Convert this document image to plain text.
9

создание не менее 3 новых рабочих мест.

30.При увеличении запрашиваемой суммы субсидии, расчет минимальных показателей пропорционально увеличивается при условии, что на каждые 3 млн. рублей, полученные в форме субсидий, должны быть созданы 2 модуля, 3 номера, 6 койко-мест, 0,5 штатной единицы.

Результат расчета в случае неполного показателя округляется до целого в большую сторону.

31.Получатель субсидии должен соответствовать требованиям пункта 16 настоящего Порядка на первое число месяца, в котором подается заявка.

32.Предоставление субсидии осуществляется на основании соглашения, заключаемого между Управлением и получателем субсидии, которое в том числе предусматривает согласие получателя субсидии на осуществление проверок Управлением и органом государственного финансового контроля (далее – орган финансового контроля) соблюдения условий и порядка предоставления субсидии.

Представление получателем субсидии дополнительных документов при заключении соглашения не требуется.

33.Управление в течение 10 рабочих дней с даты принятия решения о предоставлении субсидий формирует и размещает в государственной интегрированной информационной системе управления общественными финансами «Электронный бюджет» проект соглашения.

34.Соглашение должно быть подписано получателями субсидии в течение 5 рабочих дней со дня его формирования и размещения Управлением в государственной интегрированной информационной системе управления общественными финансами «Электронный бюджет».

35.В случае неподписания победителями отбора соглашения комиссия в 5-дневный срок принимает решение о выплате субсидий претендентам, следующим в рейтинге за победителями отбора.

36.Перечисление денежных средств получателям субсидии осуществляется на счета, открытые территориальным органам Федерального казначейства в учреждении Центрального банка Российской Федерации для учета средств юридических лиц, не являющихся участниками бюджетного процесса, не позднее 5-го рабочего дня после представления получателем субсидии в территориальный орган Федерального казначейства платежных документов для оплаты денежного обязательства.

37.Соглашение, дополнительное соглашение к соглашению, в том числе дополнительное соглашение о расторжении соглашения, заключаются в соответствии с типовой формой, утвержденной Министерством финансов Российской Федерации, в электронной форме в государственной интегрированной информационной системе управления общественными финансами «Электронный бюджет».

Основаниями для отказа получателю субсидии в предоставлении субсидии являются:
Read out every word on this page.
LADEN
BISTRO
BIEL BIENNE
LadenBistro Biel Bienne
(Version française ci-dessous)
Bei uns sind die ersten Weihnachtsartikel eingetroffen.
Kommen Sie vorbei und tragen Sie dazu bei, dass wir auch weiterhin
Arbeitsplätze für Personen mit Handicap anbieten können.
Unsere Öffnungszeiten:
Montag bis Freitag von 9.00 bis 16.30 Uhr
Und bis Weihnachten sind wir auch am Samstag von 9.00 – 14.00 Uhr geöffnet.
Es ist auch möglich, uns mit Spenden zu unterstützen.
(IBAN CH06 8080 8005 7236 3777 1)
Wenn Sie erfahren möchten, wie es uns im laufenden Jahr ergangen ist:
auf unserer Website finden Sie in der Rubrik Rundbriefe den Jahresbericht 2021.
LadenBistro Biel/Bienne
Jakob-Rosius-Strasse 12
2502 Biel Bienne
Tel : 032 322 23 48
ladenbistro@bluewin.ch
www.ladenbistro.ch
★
+ + + + +
Work instructions:
Copy out the full material exactly as it appears.

Output:
Convert this document image to plain text.
9

создание не менее 3 новых рабочих мест.

30.При увеличении запрашиваемой суммы субсидии, расчет минимальных показателей пропорционально увеличивается при условии, что на каждые 3 млн. рублей, полученные в форме субсидий, должны быть созданы 2 модуля, 3 номера, 6 койко-мест, 0,5 штатной единицы.

Результат расчета в случае неполного показателя округляется до целого в большую сторону.

31.Получатель субсидии должен соответствовать требованиям пункта 16 настоящего Порядка на первое число месяца, в котором подается заявка.

32.Предоставление субсидии осуществляется на основании соглашения, заключаемого между Управлением и получателем субсидии, которое в том числе предусматривает согласие получателя субсидии на осуществление проверок Управлением и органом государственного финансового контроля (далее – орган финансового контроля) соблюдения условий и порядка предоставления субсидии.

Представление получателем субсидии дополнительных документов при заключении соглашения не требуется.

33.Управление в течение 10 рабочих дней с даты принятия решения о предоставлении субсидий формирует и размещает в государственной интегрированной информационной системе управления общественными финансами «Электронный бюджет» проект соглашения.

34.Соглашение должно быть подписано получателями субсидии в течение 5 рабочих дней со дня его формирования и размещения Управлением в государственной интегрированной информационной системе управления общественными финансами «Электронный бюджет».

35.В случае неподписания победителями отбора соглашения комиссия в 5-дневный срок принимает решение о выплате субсидий претендентам, следующим в рейтинге за победителями отбора.

36.Перечисление денежных средств получателям субсидии осуществляется на счета, открытые территориальным органам Федерального казначейства в учреждении Центрального банка Российской Федерации для учета средств юридических лиц, не являющихся участниками бюджетного процесса, не позднее 5-го рабочего дня после представления получателем субсидии в территориальный орган Федерального казначейства платежных документов для оплаты денежного обязательства.

37.Соглашение, дополнительное соглашение к соглашению, в том числе дополнительное соглашение о расторжении соглашения, заключаются в соответствии с типовой формой, утвержденной Министерством финансов Российской Федерации, в электронной форме в государственной интегрированной информационной системе управления общественными финансами «Электронный бюджет».

Основаниями для отказа получателю субсидии в предоставлении субсидии являются:
Read out every word on this page.
LADEN
BISTRO
BIEL BIENNE
LadenBistro Biel Bienne
(Version française ci-dessous)
Bei uns sind die ersten Weihnachtsartikel eingetroffen.
Kommen Sie vorbei und tragen Sie dazu bei, dass wir auch weiterhin
Arbeitsplätze für Personen mit Handicap anbieten können.
Unsere Öffnungszeiten:
Montag bis Freitag von 9.00 bis 16.30 Uhr
Und bis Weihnachten sind wir auch am Samstag von 9.00 – 14.00 Uhr geöffnet.
Es ist auch möglich, uns mit Spenden zu unterstützen.
(IBAN CH06 8080 8005 7236 3777 1)
Wenn Sie erfahren möchten, wie es uns im laufenden Jahr ergangen ist:
auf unserer Website finden Sie in der Rubrik Rundbriefe den Jahresbericht 2021.
LadenBistro Biel/Bienne
Jakob-Rosius-Strasse 12
2502 Biel Bienne
Tel : 032 322 23 48
ladenbistro@bluewin.ch
www.ladenbistro.ch
★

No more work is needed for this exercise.